Description of the task »
Take every line where the string "Choose" appears and copy it.

(Stored items)
************

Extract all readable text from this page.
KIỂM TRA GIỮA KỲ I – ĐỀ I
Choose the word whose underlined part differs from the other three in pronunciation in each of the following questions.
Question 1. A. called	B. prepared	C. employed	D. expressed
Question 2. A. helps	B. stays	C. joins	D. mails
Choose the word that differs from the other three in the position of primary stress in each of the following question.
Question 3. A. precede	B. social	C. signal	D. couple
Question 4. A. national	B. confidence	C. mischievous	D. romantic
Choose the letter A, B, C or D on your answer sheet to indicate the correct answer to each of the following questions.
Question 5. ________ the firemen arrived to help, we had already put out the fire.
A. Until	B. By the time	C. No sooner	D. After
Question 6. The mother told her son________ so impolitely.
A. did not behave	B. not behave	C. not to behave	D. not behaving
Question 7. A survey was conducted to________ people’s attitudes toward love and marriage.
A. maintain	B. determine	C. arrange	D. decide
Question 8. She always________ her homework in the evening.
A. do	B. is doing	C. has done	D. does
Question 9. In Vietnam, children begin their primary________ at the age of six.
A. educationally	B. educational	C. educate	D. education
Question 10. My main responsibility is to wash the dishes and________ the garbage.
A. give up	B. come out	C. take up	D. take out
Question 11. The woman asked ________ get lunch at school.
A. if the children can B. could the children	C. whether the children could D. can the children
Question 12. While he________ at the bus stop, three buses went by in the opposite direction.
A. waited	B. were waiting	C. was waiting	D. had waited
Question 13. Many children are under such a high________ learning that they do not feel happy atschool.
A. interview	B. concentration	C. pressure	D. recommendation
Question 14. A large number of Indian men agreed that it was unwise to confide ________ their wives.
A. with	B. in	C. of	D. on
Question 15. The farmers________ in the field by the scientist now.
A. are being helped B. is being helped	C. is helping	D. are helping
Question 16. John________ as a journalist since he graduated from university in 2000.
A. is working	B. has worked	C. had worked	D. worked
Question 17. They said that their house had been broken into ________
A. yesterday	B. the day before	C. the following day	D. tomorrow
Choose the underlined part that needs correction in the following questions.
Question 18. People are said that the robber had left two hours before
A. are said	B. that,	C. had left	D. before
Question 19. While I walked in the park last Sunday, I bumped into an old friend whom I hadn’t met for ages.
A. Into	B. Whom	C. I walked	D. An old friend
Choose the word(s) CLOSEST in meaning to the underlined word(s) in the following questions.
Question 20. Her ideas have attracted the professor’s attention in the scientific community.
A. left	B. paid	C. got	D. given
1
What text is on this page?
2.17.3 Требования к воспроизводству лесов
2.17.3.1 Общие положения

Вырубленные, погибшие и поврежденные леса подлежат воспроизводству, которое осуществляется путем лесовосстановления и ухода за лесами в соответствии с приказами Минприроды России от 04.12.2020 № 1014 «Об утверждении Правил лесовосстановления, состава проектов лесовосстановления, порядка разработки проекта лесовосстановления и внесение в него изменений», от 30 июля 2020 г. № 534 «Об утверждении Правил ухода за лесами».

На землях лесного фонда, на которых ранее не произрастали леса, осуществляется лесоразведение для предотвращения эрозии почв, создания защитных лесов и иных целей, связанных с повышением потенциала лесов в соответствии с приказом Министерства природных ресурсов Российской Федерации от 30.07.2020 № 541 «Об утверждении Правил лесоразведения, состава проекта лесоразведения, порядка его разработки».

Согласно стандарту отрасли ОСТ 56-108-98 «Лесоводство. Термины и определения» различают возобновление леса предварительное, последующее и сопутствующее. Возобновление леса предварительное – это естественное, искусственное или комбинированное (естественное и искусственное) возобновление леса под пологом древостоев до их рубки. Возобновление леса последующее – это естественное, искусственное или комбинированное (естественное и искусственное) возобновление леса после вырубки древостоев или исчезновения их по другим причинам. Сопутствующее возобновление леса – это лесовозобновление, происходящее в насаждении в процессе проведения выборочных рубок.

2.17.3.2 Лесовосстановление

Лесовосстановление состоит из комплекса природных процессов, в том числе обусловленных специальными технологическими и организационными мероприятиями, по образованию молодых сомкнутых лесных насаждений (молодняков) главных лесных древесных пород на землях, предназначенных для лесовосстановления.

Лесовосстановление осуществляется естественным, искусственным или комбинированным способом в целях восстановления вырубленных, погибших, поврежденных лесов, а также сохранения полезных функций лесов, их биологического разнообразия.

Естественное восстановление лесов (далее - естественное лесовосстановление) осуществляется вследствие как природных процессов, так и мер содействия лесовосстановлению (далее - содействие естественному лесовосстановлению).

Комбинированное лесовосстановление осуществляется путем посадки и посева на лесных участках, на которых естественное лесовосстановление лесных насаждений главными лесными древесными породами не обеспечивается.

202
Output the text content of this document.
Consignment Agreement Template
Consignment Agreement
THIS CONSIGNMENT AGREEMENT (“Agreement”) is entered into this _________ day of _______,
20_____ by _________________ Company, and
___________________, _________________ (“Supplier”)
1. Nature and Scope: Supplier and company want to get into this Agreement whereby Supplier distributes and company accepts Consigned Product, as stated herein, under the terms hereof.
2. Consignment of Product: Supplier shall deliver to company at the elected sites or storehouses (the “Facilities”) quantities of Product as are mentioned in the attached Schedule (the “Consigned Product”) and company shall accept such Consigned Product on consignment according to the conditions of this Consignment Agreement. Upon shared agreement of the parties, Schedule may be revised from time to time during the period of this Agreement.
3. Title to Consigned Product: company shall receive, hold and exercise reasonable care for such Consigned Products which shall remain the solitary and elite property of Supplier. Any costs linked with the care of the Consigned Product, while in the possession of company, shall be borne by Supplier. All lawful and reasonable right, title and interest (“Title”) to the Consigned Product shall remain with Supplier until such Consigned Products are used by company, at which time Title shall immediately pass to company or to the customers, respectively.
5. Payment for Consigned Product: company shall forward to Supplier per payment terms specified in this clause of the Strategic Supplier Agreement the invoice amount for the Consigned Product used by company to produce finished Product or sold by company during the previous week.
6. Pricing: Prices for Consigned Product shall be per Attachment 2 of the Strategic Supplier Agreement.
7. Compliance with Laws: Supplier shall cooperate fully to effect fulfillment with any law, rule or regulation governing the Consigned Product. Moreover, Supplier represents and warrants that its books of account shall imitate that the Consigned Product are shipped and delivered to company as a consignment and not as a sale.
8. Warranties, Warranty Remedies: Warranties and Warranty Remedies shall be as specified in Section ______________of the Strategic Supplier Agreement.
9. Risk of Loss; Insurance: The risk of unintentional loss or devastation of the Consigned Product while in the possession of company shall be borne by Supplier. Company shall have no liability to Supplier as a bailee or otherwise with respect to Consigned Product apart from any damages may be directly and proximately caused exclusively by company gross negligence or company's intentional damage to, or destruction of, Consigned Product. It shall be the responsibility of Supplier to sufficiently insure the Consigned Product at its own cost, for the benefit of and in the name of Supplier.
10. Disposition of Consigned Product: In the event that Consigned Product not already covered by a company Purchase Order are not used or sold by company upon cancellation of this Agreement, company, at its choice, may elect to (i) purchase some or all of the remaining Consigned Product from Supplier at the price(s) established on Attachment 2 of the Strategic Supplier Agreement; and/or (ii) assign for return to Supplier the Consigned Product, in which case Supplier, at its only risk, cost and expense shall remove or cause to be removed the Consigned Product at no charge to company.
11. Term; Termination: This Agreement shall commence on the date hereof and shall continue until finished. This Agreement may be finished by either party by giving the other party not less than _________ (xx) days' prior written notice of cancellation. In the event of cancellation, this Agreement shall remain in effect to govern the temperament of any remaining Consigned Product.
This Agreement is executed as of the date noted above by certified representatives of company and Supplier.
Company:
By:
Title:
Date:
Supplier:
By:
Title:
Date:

************

Reply »
Choose the word whose underlined part differs from the other three in pronunciation in each of the following questions.
Choose the word that differs from the other three in the position of primary stress in each of the following question.
Choose the letter A, B, C or D on your answer sheet to indicate the correct answer to each of the following questions.
Choose the underlined part that needs correction in the following questions.
Choose the word(s) CLOSEST in meaning to the underlined word(s) in the following questions.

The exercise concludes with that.